* Exercise directions *
Without changing a character, return the entries, but not the images they hold.

* Task input *
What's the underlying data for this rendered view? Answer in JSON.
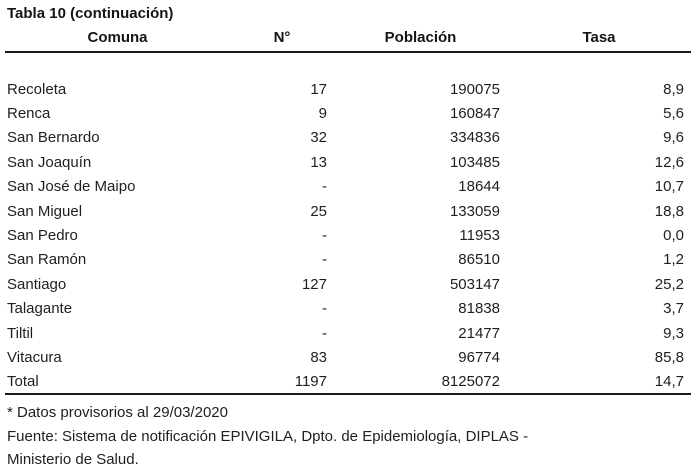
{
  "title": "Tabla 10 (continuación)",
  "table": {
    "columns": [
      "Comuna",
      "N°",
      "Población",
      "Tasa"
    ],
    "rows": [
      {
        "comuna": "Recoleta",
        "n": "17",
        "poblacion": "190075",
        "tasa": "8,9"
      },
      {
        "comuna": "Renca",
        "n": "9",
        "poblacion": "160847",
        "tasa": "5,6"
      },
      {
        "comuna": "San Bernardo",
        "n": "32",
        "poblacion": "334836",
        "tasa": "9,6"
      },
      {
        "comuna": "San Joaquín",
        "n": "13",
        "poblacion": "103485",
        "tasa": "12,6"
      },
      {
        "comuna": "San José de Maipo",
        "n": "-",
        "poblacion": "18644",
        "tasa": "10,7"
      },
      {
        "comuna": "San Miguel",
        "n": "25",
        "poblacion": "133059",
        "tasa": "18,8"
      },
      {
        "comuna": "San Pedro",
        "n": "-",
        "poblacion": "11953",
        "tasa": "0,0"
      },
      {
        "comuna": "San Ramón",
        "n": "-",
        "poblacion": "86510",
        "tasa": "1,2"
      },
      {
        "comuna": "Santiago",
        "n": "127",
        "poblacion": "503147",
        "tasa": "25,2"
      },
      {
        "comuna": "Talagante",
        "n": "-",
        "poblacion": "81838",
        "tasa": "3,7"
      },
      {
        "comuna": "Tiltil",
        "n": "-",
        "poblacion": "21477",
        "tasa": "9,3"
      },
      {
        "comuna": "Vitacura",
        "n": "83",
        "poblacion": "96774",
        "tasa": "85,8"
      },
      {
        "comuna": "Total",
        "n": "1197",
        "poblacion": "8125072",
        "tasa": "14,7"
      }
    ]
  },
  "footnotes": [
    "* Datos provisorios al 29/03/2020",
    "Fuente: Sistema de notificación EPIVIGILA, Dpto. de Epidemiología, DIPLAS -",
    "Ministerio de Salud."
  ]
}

* Expected output *
What's the underlying data for this rendered view? Answer in JSON.
{
  "title": "Tabla 10 (continuación)",
  "table": {
    "columns": [
      "Comuna",
      "N°",
      "Población",
      "Tasa"
    ],
    "rows": [
      {
        "comuna": "Recoleta",
        "n": "17",
        "poblacion": "190075",
        "tasa": "8,9"
      },
      {
        "comuna": "Renca",
        "n": "9",
        "poblacion": "160847",
        "tasa": "5,6"
      },
      {
        "comuna": "San Bernardo",
        "n": "32",
        "poblacion": "334836",
        "tasa": "9,6"
      },
      {
        "comuna": "San Joaquín",
        "n": "13",
        "poblacion": "103485",
        "tasa": "12,6"
      },
      {
        "comuna": "San José de Maipo",
        "n": "-",
        "poblacion": "18644",
        "tasa": "10,7"
      },
      {
        "comuna": "San Miguel",
        "n": "25",
        "poblacion": "133059",
        "tasa": "18,8"
      },
      {
        "comuna": "San Pedro",
        "n": "-",
        "poblacion": "11953",
        "tasa": "0,0"
      },
      {
        "comuna": "San Ramón",
        "n": "-",
        "poblacion": "86510",
        "tasa": "1,2"
      },
      {
        "comuna": "Santiago",
        "n": "127",
        "poblacion": "503147",
        "tasa": "25,2"
      },
      {
        "comuna": "Talagante",
        "n": "-",
        "poblacion": "81838",
        "tasa": "3,7"
      },
      {
        "comuna": "Tiltil",
        "n": "-",
        "poblacion": "21477",
        "tasa": "9,3"
      },
      {
        "comuna": "Vitacura",
        "n": "83",
        "poblacion": "96774",
        "tasa": "85,8"
      },
      {
        "comuna": "Total",
        "n": "1197",
        "poblacion": "8125072",
        "tasa": "14,7"
      }
    ]
  },
  "footnotes": [
    "* Datos provisorios al 29/03/2020",
    "Fuente: Sistema de notificación EPIVIGILA, Dpto. de Epidemiología, DIPLAS -",
    "Ministerio de Salud."
  ]
}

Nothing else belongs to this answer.